GIVEN EXERCISE:
Please repeat all of the lines that follow, exactly as written.

MATERIAL FOR THIS EXERCISE:

↓↓↓

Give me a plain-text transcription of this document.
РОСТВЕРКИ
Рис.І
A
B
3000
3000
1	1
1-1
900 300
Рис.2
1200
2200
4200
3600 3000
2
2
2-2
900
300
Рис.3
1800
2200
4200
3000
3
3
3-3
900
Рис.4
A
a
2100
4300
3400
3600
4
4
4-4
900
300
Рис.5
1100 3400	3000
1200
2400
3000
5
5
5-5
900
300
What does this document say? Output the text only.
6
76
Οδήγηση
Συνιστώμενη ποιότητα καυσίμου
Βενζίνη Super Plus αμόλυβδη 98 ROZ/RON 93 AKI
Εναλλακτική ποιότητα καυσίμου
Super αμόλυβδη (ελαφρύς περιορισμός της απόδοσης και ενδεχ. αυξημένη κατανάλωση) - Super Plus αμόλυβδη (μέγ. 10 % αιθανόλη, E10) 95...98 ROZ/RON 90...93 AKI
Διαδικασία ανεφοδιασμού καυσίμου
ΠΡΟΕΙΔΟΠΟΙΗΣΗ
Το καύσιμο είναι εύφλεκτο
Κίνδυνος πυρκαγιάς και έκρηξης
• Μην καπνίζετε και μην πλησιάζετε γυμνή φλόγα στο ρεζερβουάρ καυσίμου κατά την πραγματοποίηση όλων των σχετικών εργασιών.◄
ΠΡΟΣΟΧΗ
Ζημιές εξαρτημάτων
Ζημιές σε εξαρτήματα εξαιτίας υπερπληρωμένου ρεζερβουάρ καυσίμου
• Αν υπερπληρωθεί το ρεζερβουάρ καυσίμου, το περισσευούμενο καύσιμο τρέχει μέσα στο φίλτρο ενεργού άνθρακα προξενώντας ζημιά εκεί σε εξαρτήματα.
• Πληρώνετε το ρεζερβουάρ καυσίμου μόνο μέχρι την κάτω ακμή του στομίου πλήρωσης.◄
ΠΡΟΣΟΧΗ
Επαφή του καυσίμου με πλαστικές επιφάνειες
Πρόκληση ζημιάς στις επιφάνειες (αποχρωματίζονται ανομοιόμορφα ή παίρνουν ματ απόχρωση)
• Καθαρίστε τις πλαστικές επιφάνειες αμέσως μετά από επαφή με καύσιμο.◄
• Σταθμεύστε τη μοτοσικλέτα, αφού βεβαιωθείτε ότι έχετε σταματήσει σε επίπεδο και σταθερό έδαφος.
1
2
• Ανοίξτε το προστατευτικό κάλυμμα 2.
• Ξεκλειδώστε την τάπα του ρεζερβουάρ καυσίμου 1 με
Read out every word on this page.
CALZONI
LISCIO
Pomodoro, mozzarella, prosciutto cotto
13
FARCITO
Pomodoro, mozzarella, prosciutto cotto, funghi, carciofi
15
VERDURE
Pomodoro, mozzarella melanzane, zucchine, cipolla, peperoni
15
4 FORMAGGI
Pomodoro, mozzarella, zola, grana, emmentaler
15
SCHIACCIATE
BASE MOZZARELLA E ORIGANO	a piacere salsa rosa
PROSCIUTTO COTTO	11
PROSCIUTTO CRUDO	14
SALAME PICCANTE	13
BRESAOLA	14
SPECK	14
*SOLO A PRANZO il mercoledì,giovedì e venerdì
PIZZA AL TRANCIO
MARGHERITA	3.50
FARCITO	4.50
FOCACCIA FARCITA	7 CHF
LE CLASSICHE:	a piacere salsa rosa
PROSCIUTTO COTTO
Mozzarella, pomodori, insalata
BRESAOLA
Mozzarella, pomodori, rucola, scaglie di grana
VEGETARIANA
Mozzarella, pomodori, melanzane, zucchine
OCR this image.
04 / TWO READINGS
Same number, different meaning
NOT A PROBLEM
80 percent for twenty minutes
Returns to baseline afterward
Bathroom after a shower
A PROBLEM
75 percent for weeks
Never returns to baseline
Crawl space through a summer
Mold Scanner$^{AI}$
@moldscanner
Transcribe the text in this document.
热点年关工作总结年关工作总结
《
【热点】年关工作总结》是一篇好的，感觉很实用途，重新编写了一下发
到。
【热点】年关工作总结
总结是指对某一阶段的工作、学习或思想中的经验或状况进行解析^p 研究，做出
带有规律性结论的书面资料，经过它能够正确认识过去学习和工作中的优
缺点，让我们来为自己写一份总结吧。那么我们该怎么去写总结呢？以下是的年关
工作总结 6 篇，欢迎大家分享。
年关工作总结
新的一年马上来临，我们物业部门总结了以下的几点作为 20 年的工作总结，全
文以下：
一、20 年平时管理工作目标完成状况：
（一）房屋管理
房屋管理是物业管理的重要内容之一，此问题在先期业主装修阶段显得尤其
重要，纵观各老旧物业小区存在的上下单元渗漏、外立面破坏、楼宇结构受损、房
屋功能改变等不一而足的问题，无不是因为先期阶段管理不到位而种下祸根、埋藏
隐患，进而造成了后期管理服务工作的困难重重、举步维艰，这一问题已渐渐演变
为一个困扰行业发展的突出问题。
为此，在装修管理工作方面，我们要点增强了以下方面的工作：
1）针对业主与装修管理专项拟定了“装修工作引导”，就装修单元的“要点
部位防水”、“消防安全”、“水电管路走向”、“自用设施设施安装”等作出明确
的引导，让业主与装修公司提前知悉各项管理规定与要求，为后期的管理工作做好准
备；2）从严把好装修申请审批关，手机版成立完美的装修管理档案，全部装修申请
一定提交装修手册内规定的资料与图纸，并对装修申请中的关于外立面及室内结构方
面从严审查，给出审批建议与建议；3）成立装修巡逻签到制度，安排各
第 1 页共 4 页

↑↑↑

FINAL RESULT:
Give me a plain-text transcription of this document.
РОСТВЕРКИ
Рис.І
A
B
3000
3000
1	1
1-1
900 300
Рис.2
1200
2200
4200
3600 3000
2
2
2-2
900
300
Рис.3
1800
2200
4200
3000
3
3
3-3
900
Рис.4
A
a
2100
4300
3400
3600
4
4
4-4
900
300
Рис.5
1100 3400	3000
1200
2400
3000
5
5
5-5
900
300
What does this document say? Output the text only.
6
76
Οδήγηση
Συνιστώμενη ποιότητα καυσίμου
Βενζίνη Super Plus αμόλυβδη 98 ROZ/RON 93 AKI
Εναλλακτική ποιότητα καυσίμου
Super αμόλυβδη (ελαφρύς περιορισμός της απόδοσης και ενδεχ. αυξημένη κατανάλωση) - Super Plus αμόλυβδη (μέγ. 10 % αιθανόλη, E10) 95...98 ROZ/RON 90...93 AKI
Διαδικασία ανεφοδιασμού καυσίμου
ΠΡΟΕΙΔΟΠΟΙΗΣΗ
Το καύσιμο είναι εύφλεκτο
Κίνδυνος πυρκαγιάς και έκρηξης
• Μην καπνίζετε και μην πλησιάζετε γυμνή φλόγα στο ρεζερβουάρ καυσίμου κατά την πραγματοποίηση όλων των σχετικών εργασιών.◄
ΠΡΟΣΟΧΗ
Ζημιές εξαρτημάτων
Ζημιές σε εξαρτήματα εξαιτίας υπερπληρωμένου ρεζερβουάρ καυσίμου
• Αν υπερπληρωθεί το ρεζερβουάρ καυσίμου, το περισσευούμενο καύσιμο τρέχει μέσα στο φίλτρο ενεργού άνθρακα προξενώντας ζημιά εκεί σε εξαρτήματα.
• Πληρώνετε το ρεζερβουάρ καυσίμου μόνο μέχρι την κάτω ακμή του στομίου πλήρωσης.◄
ΠΡΟΣΟΧΗ
Επαφή του καυσίμου με πλαστικές επιφάνειες
Πρόκληση ζημιάς στις επιφάνειες (αποχρωματίζονται ανομοιόμορφα ή παίρνουν ματ απόχρωση)
• Καθαρίστε τις πλαστικές επιφάνειες αμέσως μετά από επαφή με καύσιμο.◄
• Σταθμεύστε τη μοτοσικλέτα, αφού βεβαιωθείτε ότι έχετε σταματήσει σε επίπεδο και σταθερό έδαφος.
1
2
• Ανοίξτε το προστατευτικό κάλυμμα 2.
• Ξεκλειδώστε την τάπα του ρεζερβουάρ καυσίμου 1 με
Read out every word on this page.
CALZONI
LISCIO
Pomodoro, mozzarella, prosciutto cotto
13
FARCITO
Pomodoro, mozzarella, prosciutto cotto, funghi, carciofi
15
VERDURE
Pomodoro, mozzarella melanzane, zucchine, cipolla, peperoni
15
4 FORMAGGI
Pomodoro, mozzarella, zola, grana, emmentaler
15
SCHIACCIATE
BASE MOZZARELLA E ORIGANO	a piacere salsa rosa
PROSCIUTTO COTTO	11
PROSCIUTTO CRUDO	14
SALAME PICCANTE	13
BRESAOLA	14
SPECK	14
*SOLO A PRANZO il mercoledì,giovedì e venerdì
PIZZA AL TRANCIO
MARGHERITA	3.50
FARCITO	4.50
FOCACCIA FARCITA	7 CHF
LE CLASSICHE:	a piacere salsa rosa
PROSCIUTTO COTTO
Mozzarella, pomodori, insalata
BRESAOLA
Mozzarella, pomodori, rucola, scaglie di grana
VEGETARIANA
Mozzarella, pomodori, melanzane, zucchine
OCR this image.
04 / TWO READINGS
Same number, different meaning
NOT A PROBLEM
80 percent for twenty minutes
Returns to baseline afterward
Bathroom after a shower
A PROBLEM
75 percent for weeks
Never returns to baseline
Crawl space through a summer
Mold Scanner$^{AI}$
@moldscanner
Transcribe the text in this document.
热点年关工作总结年关工作总结
《
【热点】年关工作总结》是一篇好的，感觉很实用途，重新编写了一下发
到。
【热点】年关工作总结
总结是指对某一阶段的工作、学习或思想中的经验或状况进行解析^p 研究，做出
带有规律性结论的书面资料，经过它能够正确认识过去学习和工作中的优
缺点，让我们来为自己写一份总结吧。那么我们该怎么去写总结呢？以下是的年关
工作总结 6 篇，欢迎大家分享。
年关工作总结
新的一年马上来临，我们物业部门总结了以下的几点作为 20 年的工作总结，全
文以下：
一、20 年平时管理工作目标完成状况：
（一）房屋管理
房屋管理是物业管理的重要内容之一，此问题在先期业主装修阶段显得尤其
重要，纵观各老旧物业小区存在的上下单元渗漏、外立面破坏、楼宇结构受损、房
屋功能改变等不一而足的问题，无不是因为先期阶段管理不到位而种下祸根、埋藏
隐患，进而造成了后期管理服务工作的困难重重、举步维艰，这一问题已渐渐演变
为一个困扰行业发展的突出问题。
为此，在装修管理工作方面，我们要点增强了以下方面的工作：
1）针对业主与装修管理专项拟定了“装修工作引导”，就装修单元的“要点
部位防水”、“消防安全”、“水电管路走向”、“自用设施设施安装”等作出明确
的引导，让业主与装修公司提前知悉各项管理规定与要求，为后期的管理工作做好准
备；2）从严把好装修申请审批关，手机版成立完美的装修管理档案，全部装修申请
一定提交装修手册内规定的资料与图纸，并对装修申请中的关于外立面及室内结构方
面从严审查，给出审批建议与建议；3）成立装修巡逻签到制度，安排各
第 1 页共 4 页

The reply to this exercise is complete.